__Given exercise__. Repeat, without any change, the entries presented below.

[Stored records]

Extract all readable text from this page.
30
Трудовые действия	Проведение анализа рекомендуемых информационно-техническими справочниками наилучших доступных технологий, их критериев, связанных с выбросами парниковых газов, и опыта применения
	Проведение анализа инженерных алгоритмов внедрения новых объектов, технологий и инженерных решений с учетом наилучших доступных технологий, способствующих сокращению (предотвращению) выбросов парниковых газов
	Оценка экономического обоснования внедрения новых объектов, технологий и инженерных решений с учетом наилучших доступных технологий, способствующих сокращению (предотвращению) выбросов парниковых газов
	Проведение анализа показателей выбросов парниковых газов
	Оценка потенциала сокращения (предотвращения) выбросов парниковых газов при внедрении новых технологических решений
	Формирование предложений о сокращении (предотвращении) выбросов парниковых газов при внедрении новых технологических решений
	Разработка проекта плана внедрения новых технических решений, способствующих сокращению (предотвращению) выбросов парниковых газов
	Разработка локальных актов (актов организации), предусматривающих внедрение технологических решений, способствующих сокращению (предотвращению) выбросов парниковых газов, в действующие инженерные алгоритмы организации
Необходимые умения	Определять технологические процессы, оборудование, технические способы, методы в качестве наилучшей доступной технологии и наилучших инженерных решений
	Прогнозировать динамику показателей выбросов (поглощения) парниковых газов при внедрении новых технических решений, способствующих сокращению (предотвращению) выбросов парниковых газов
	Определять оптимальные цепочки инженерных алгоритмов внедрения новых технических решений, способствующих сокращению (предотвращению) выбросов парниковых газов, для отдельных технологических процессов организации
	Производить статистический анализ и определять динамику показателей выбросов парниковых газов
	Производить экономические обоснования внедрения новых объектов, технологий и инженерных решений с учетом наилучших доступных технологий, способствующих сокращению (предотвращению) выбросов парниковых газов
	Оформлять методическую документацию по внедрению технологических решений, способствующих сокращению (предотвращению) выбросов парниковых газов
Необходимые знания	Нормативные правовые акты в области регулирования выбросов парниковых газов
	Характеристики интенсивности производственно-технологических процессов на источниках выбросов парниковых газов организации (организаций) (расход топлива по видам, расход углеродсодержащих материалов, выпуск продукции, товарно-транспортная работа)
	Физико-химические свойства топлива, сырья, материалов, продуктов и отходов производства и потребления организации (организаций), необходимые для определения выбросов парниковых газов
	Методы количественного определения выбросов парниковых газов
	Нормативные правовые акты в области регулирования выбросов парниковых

__Answer in full__.
Extract all readable text from this page.
30
Трудовые действия	Проведение анализа рекомендуемых информационно-техническими справочниками наилучших доступных технологий, их критериев, связанных с выбросами парниковых газов, и опыта применения
	Проведение анализа инженерных алгоритмов внедрения новых объектов, технологий и инженерных решений с учетом наилучших доступных технологий, способствующих сокращению (предотвращению) выбросов парниковых газов
	Оценка экономического обоснования внедрения новых объектов, технологий и инженерных решений с учетом наилучших доступных технологий, способствующих сокращению (предотвращению) выбросов парниковых газов
	Проведение анализа показателей выбросов парниковых газов
	Оценка потенциала сокращения (предотвращения) выбросов парниковых газов при внедрении новых технологических решений
	Формирование предложений о сокращении (предотвращении) выбросов парниковых газов при внедрении новых технологических решений
	Разработка проекта плана внедрения новых технических решений, способствующих сокращению (предотвращению) выбросов парниковых газов
	Разработка локальных актов (актов организации), предусматривающих внедрение технологических решений, способствующих сокращению (предотвращению) выбросов парниковых газов, в действующие инженерные алгоритмы организации
Необходимые умения	Определять технологические процессы, оборудование, технические способы, методы в качестве наилучшей доступной технологии и наилучших инженерных решений
	Прогнозировать динамику показателей выбросов (поглощения) парниковых газов при внедрении новых технических решений, способствующих сокращению (предотвращению) выбросов парниковых газов
	Определять оптимальные цепочки инженерных алгоритмов внедрения новых технических решений, способствующих сокращению (предотвращению) выбросов парниковых газов, для отдельных технологических процессов организации
	Производить статистический анализ и определять динамику показателей выбросов парниковых газов
	Производить экономические обоснования внедрения новых объектов, технологий и инженерных решений с учетом наилучших доступных технологий, способствующих сокращению (предотвращению) выбросов парниковых газов
	Оформлять методическую документацию по внедрению технологических решений, способствующих сокращению (предотвращению) выбросов парниковых газов
Необходимые знания	Нормативные правовые акты в области регулирования выбросов парниковых газов
	Характеристики интенсивности производственно-технологических процессов на источниках выбросов парниковых газов организации (организаций) (расход топлива по видам, расход углеродсодержащих материалов, выпуск продукции, товарно-транспортная работа)
	Физико-химические свойства топлива, сырья, материалов, продуктов и отходов производства и потребления организации (организаций), необходимые для определения выбросов парниковых газов
	Методы количественного определения выбросов парниковых газов
	Нормативные правовые акты в области регулирования выбросов парниковых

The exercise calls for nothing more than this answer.